## Task prompt
Copy each entry as it stands, leaving nothing out.

## Data records
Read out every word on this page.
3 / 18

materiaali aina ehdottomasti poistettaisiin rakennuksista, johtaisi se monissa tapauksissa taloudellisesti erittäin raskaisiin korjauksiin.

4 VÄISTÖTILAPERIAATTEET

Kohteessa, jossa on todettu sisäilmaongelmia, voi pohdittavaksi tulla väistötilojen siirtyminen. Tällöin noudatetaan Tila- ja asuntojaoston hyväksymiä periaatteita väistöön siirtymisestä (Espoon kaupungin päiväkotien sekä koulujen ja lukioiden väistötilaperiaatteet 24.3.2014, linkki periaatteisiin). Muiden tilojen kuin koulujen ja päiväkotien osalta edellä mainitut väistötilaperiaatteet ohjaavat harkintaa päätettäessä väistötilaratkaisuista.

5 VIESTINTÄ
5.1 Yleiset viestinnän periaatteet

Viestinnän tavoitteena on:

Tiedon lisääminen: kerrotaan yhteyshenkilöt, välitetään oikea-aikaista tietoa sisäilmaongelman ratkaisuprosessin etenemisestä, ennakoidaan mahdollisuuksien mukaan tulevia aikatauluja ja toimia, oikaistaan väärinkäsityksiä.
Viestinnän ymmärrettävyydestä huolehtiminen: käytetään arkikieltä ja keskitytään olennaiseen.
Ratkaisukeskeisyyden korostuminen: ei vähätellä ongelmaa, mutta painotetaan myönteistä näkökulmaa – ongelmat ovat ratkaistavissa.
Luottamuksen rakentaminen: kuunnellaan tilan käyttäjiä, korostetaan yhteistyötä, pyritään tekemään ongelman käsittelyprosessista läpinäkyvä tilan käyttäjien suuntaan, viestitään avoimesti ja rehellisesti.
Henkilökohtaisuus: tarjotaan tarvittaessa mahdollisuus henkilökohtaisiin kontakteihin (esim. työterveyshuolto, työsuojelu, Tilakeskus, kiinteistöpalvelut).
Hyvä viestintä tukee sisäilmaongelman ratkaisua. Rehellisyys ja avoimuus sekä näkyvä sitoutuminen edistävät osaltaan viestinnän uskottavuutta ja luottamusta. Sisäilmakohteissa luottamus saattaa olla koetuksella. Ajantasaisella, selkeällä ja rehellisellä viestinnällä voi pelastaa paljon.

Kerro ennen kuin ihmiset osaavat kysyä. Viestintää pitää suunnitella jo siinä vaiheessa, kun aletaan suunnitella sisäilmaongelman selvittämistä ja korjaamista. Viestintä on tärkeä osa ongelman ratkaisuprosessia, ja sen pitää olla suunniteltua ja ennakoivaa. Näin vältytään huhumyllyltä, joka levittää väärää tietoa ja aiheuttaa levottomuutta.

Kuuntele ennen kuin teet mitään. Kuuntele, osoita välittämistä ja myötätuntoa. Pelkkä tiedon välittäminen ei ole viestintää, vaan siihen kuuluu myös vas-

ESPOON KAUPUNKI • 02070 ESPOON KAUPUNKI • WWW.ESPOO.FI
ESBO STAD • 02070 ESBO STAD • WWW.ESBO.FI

## Correct response
Read out every word on this page.
3 / 18

materiaali aina ehdottomasti poistettaisiin rakennuksista, johtaisi se monissa tapauksissa taloudellisesti erittäin raskaisiin korjauksiin.

4 VÄISTÖTILAPERIAATTEET

Kohteessa, jossa on todettu sisäilmaongelmia, voi pohdittavaksi tulla väistötilojen siirtyminen. Tällöin noudatetaan Tila- ja asuntojaoston hyväksymiä periaatteita väistöön siirtymisestä (Espoon kaupungin päiväkotien sekä koulujen ja lukioiden väistötilaperiaatteet 24.3.2014, linkki periaatteisiin). Muiden tilojen kuin koulujen ja päiväkotien osalta edellä mainitut väistötilaperiaatteet ohjaavat harkintaa päätettäessä väistötilaratkaisuista.

5 VIESTINTÄ
5.1 Yleiset viestinnän periaatteet

Viestinnän tavoitteena on:

Tiedon lisääminen: kerrotaan yhteyshenkilöt, välitetään oikea-aikaista tietoa sisäilmaongelman ratkaisuprosessin etenemisestä, ennakoidaan mahdollisuuksien mukaan tulevia aikatauluja ja toimia, oikaistaan väärinkäsityksiä.
Viestinnän ymmärrettävyydestä huolehtiminen: käytetään arkikieltä ja keskitytään olennaiseen.
Ratkaisukeskeisyyden korostuminen: ei vähätellä ongelmaa, mutta painotetaan myönteistä näkökulmaa – ongelmat ovat ratkaistavissa.
Luottamuksen rakentaminen: kuunnellaan tilan käyttäjiä, korostetaan yhteistyötä, pyritään tekemään ongelman käsittelyprosessista läpinäkyvä tilan käyttäjien suuntaan, viestitään avoimesti ja rehellisesti.
Henkilökohtaisuus: tarjotaan tarvittaessa mahdollisuus henkilökohtaisiin kontakteihin (esim. työterveyshuolto, työsuojelu, Tilakeskus, kiinteistöpalvelut).
Hyvä viestintä tukee sisäilmaongelman ratkaisua. Rehellisyys ja avoimuus sekä näkyvä sitoutuminen edistävät osaltaan viestinnän uskottavuutta ja luottamusta. Sisäilmakohteissa luottamus saattaa olla koetuksella. Ajantasaisella, selkeällä ja rehellisellä viestinnällä voi pelastaa paljon.

Kerro ennen kuin ihmiset osaavat kysyä. Viestintää pitää suunnitella jo siinä vaiheessa, kun aletaan suunnitella sisäilmaongelman selvittämistä ja korjaamista. Viestintä on tärkeä osa ongelman ratkaisuprosessia, ja sen pitää olla suunniteltua ja ennakoivaa. Näin vältytään huhumyllyltä, joka levittää väärää tietoa ja aiheuttaa levottomuutta.

Kuuntele ennen kuin teet mitään. Kuuntele, osoita välittämistä ja myötätuntoa. Pelkkä tiedon välittäminen ei ole viestintää, vaan siihen kuuluu myös vas-

ESPOON KAUPUNKI • 02070 ESPOON KAUPUNKI • WWW.ESPOO.FI
ESBO STAD • 02070 ESBO STAD • WWW.ESBO.FI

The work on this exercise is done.